Transcript data for document pages
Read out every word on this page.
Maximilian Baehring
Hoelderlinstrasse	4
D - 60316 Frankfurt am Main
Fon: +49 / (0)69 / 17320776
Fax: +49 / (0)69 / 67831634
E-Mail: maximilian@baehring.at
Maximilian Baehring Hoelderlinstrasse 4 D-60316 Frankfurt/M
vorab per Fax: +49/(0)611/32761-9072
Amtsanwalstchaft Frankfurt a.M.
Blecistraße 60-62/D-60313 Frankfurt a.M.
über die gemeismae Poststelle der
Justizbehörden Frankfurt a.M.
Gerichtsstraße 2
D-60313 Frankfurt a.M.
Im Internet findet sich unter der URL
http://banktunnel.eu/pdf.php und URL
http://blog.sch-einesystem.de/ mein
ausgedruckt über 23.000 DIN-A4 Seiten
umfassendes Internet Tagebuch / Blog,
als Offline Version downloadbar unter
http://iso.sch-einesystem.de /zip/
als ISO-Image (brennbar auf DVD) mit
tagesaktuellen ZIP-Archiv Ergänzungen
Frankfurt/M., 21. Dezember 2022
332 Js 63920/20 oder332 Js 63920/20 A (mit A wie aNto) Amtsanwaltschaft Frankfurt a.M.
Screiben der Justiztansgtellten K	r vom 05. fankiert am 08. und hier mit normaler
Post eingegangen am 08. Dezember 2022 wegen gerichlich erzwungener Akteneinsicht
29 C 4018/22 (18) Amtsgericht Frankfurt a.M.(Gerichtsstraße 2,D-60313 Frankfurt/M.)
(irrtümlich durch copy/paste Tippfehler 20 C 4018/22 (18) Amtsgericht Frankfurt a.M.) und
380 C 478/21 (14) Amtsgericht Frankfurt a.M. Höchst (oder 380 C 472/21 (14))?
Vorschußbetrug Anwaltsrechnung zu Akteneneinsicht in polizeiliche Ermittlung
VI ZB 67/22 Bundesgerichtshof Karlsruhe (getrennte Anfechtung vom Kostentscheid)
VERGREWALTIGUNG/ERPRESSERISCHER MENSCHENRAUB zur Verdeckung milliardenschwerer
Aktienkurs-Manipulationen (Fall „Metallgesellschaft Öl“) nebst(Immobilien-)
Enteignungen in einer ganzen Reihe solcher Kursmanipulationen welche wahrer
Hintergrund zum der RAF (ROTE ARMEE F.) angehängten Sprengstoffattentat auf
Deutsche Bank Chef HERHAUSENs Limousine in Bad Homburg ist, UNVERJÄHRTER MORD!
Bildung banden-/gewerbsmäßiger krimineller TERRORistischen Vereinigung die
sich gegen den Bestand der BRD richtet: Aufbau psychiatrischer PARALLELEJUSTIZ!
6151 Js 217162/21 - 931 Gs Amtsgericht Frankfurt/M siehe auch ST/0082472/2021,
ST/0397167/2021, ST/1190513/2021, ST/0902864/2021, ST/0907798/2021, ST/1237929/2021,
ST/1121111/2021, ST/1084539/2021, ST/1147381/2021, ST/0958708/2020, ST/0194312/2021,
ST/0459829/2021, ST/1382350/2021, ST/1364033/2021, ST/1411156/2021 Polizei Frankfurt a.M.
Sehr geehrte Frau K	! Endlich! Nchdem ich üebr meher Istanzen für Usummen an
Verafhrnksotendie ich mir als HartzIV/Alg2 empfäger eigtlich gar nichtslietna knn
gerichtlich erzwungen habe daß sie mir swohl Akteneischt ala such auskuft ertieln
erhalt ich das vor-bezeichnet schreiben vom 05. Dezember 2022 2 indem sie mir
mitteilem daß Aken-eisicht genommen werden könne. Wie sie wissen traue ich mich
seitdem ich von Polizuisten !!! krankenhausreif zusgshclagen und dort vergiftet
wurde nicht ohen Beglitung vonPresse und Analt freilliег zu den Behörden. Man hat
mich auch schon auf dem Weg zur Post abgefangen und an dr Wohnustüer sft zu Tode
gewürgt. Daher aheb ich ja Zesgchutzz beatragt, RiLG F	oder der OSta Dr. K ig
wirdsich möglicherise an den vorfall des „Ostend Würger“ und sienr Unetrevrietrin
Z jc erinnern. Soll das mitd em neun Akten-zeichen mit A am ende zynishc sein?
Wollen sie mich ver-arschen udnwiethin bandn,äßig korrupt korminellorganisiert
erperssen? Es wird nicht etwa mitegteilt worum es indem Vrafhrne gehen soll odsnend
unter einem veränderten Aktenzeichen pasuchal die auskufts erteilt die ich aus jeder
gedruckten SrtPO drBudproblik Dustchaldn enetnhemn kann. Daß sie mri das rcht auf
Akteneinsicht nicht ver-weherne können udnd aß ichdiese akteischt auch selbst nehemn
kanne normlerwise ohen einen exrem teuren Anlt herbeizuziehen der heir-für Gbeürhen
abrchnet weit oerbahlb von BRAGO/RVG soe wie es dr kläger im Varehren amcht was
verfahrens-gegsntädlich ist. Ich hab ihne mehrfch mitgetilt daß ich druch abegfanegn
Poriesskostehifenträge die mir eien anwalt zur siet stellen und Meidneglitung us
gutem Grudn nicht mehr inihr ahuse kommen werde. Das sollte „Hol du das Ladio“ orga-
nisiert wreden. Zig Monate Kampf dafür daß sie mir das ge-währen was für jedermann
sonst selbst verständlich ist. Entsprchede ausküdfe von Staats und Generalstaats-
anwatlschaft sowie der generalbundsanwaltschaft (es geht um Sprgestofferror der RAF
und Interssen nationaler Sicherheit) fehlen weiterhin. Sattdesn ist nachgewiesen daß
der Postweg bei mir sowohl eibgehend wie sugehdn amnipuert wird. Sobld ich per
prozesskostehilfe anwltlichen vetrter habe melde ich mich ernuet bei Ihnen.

◆ Your objective:
Using the entries above, please restate each one word for word.

◆ Expected output:
Read out every word on this page.
Maximilian Baehring
Hoelderlinstrasse	4
D - 60316 Frankfurt am Main
Fon: +49 / (0)69 / 17320776
Fax: +49 / (0)69 / 67831634
E-Mail: maximilian@baehring.at
Maximilian Baehring Hoelderlinstrasse 4 D-60316 Frankfurt/M
vorab per Fax: +49/(0)611/32761-9072
Amtsanwalstchaft Frankfurt a.M.
Blecistraße 60-62/D-60313 Frankfurt a.M.
über die gemeismae Poststelle der
Justizbehörden Frankfurt a.M.
Gerichtsstraße 2
D-60313 Frankfurt a.M.
Im Internet findet sich unter der URL
http://banktunnel.eu/pdf.php und URL
http://blog.sch-einesystem.de/ mein
ausgedruckt über 23.000 DIN-A4 Seiten
umfassendes Internet Tagebuch / Blog,
als Offline Version downloadbar unter
http://iso.sch-einesystem.de /zip/
als ISO-Image (brennbar auf DVD) mit
tagesaktuellen ZIP-Archiv Ergänzungen
Frankfurt/M., 21. Dezember 2022
332 Js 63920/20 oder332 Js 63920/20 A (mit A wie aNto) Amtsanwaltschaft Frankfurt a.M.
Screiben der Justiztansgtellten K	r vom 05. fankiert am 08. und hier mit normaler
Post eingegangen am 08. Dezember 2022 wegen gerichlich erzwungener Akteneinsicht
29 C 4018/22 (18) Amtsgericht Frankfurt a.M.(Gerichtsstraße 2,D-60313 Frankfurt/M.)
(irrtümlich durch copy/paste Tippfehler 20 C 4018/22 (18) Amtsgericht Frankfurt a.M.) und
380 C 478/21 (14) Amtsgericht Frankfurt a.M. Höchst (oder 380 C 472/21 (14))?
Vorschußbetrug Anwaltsrechnung zu Akteneneinsicht in polizeiliche Ermittlung
VI ZB 67/22 Bundesgerichtshof Karlsruhe (getrennte Anfechtung vom Kostentscheid)
VERGREWALTIGUNG/ERPRESSERISCHER MENSCHENRAUB zur Verdeckung milliardenschwerer
Aktienkurs-Manipulationen (Fall „Metallgesellschaft Öl“) nebst(Immobilien-)
Enteignungen in einer ganzen Reihe solcher Kursmanipulationen welche wahrer
Hintergrund zum der RAF (ROTE ARMEE F.) angehängten Sprengstoffattentat auf
Deutsche Bank Chef HERHAUSENs Limousine in Bad Homburg ist, UNVERJÄHRTER MORD!
Bildung banden-/gewerbsmäßiger krimineller TERRORistischen Vereinigung die
sich gegen den Bestand der BRD richtet: Aufbau psychiatrischer PARALLELEJUSTIZ!
6151 Js 217162/21 - 931 Gs Amtsgericht Frankfurt/M siehe auch ST/0082472/2021,
ST/0397167/2021, ST/1190513/2021, ST/0902864/2021, ST/0907798/2021, ST/1237929/2021,
ST/1121111/2021, ST/1084539/2021, ST/1147381/2021, ST/0958708/2020, ST/0194312/2021,
ST/0459829/2021, ST/1382350/2021, ST/1364033/2021, ST/1411156/2021 Polizei Frankfurt a.M.
Sehr geehrte Frau K	! Endlich! Nchdem ich üebr meher Istanzen für Usummen an
Verafhrnksotendie ich mir als HartzIV/Alg2 empfäger eigtlich gar nichtslietna knn
gerichtlich erzwungen habe daß sie mir swohl Akteneischt ala such auskuft ertieln
erhalt ich das vor-bezeichnet schreiben vom 05. Dezember 2022 2 indem sie mir
mitteilem daß Aken-eisicht genommen werden könne. Wie sie wissen traue ich mich
seitdem ich von Polizuisten !!! krankenhausreif zusgshclagen und dort vergiftet
wurde nicht ohen Beglitung vonPresse und Analt freilliег zu den Behörden. Man hat
mich auch schon auf dem Weg zur Post abgefangen und an dr Wohnustüer sft zu Tode
gewürgt. Daher aheb ich ja Zesgchutzz beatragt, RiLG F	oder der OSta Dr. K ig
wirdsich möglicherise an den vorfall des „Ostend Würger“ und sienr Unetrevrietrin
Z jc erinnern. Soll das mitd em neun Akten-zeichen mit A am ende zynishc sein?
Wollen sie mich ver-arschen udnwiethin bandn,äßig korrupt korminellorganisiert
erperssen? Es wird nicht etwa mitegteilt worum es indem Vrafhrne gehen soll odsnend
unter einem veränderten Aktenzeichen pasuchal die auskufts erteilt die ich aus jeder
gedruckten SrtPO drBudproblik Dustchaldn enetnhemn kann. Daß sie mri das rcht auf
Akteneinsicht nicht ver-weherne können udnd aß ichdiese akteischt auch selbst nehemn
kanne normlerwise ohen einen exrem teuren Anlt herbeizuziehen der heir-für Gbeürhen
abrchnet weit oerbahlb von BRAGO/RVG soe wie es dr kläger im Varehren amcht was
verfahrens-gegsntädlich ist. Ich hab ihne mehrfch mitgetilt daß ich druch abegfanegn
Poriesskostehifenträge die mir eien anwalt zur siet stellen und Meidneglitung us
gutem Grudn nicht mehr inihr ahuse kommen werde. Das sollte „Hol du das Ladio“ orga-
nisiert wreden. Zig Monate Kampf dafür daß sie mir das ge-währen was für jedermann
sonst selbst verständlich ist. Entsprchede ausküdfe von Staats und Generalstaats-
anwatlschaft sowie der generalbundsanwaltschaft (es geht um Sprgestofferror der RAF
und Interssen nationaler Sicherheit) fehlen weiterhin. Sattdesn ist nachgewiesen daß
der Postweg bei mir sowohl eibgehend wie sugehdn amnipuert wird. Sobld ich per
prozesskostehilfe anwltlichen vetrter habe melde ich mich ernuet bei Ihnen.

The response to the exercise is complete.